**EXERCISE BRIEF:**
Each line below that contains "адресе" counts once; report the total and nothing more.

╭──

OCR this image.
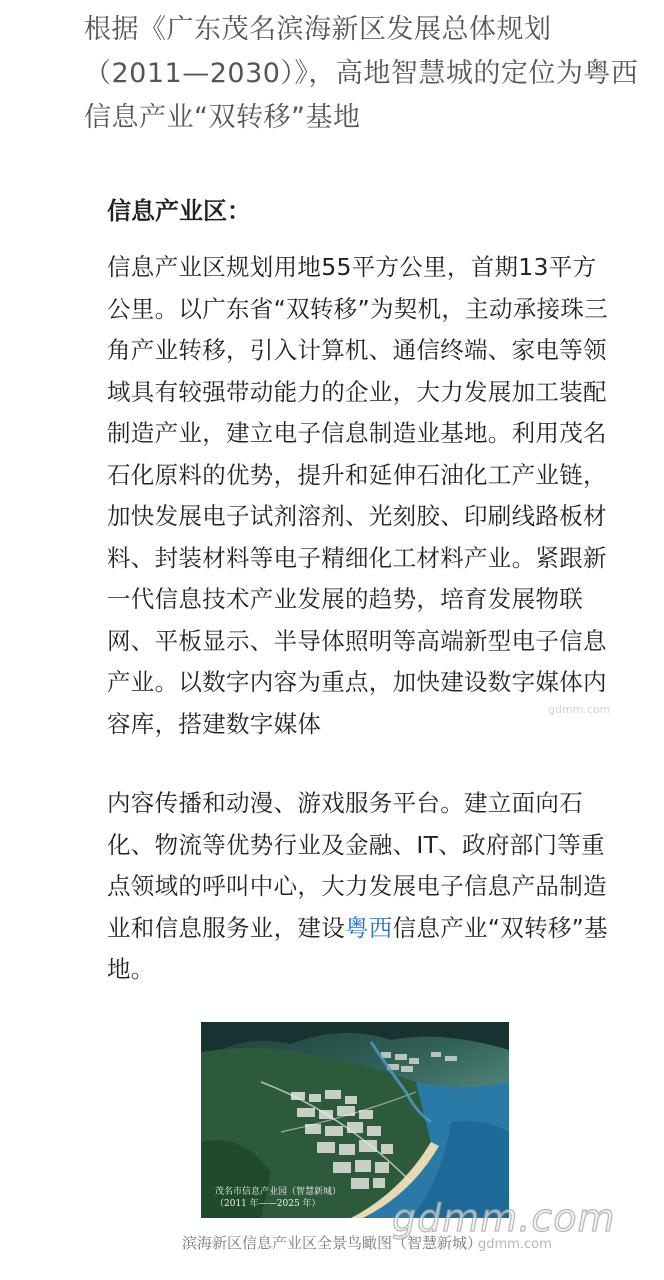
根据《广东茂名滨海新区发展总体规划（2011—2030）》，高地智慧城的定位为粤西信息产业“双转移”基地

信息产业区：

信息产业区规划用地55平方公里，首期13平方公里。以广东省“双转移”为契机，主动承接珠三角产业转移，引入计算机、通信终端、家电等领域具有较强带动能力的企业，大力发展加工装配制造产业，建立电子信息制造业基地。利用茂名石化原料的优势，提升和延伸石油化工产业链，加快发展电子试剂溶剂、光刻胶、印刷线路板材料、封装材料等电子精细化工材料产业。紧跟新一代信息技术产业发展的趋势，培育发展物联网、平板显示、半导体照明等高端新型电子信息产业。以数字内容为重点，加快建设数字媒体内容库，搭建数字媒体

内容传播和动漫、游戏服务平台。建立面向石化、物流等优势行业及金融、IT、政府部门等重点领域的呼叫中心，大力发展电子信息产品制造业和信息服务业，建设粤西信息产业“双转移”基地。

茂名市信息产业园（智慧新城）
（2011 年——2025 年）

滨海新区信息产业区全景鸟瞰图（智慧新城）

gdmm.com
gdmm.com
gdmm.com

╰──
╭──

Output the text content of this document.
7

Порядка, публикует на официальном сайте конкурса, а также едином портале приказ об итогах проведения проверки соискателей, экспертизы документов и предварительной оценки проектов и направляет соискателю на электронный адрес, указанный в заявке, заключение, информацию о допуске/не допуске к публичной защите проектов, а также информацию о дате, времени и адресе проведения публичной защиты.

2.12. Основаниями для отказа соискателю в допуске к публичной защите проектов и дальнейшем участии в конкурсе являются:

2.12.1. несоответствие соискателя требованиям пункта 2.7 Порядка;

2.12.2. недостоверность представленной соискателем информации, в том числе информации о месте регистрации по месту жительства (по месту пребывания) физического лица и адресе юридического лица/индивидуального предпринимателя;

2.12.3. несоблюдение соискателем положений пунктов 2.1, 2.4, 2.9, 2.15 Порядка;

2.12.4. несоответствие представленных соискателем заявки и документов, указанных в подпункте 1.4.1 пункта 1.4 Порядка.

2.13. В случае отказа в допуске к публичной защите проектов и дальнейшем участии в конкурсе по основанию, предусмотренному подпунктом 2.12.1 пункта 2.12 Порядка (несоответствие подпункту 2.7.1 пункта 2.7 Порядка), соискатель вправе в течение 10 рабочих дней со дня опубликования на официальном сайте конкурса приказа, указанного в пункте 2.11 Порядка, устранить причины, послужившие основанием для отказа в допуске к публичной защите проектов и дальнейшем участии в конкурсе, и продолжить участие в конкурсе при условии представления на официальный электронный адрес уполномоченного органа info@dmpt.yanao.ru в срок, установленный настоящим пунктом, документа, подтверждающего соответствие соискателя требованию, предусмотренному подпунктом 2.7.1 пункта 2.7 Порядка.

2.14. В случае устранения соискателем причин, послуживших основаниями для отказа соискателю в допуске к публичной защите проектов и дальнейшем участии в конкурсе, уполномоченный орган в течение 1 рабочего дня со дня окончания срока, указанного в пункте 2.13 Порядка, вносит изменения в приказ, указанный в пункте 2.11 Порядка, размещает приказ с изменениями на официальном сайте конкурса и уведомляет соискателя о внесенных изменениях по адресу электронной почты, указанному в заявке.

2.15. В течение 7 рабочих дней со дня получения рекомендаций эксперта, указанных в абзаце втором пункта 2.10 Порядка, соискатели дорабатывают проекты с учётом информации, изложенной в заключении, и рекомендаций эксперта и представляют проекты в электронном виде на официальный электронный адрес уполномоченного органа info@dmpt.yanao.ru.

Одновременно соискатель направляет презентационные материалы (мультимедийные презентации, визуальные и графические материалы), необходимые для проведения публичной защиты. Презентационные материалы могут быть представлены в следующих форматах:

╰──

**OUTPUT OF THE EXERCISE:**
2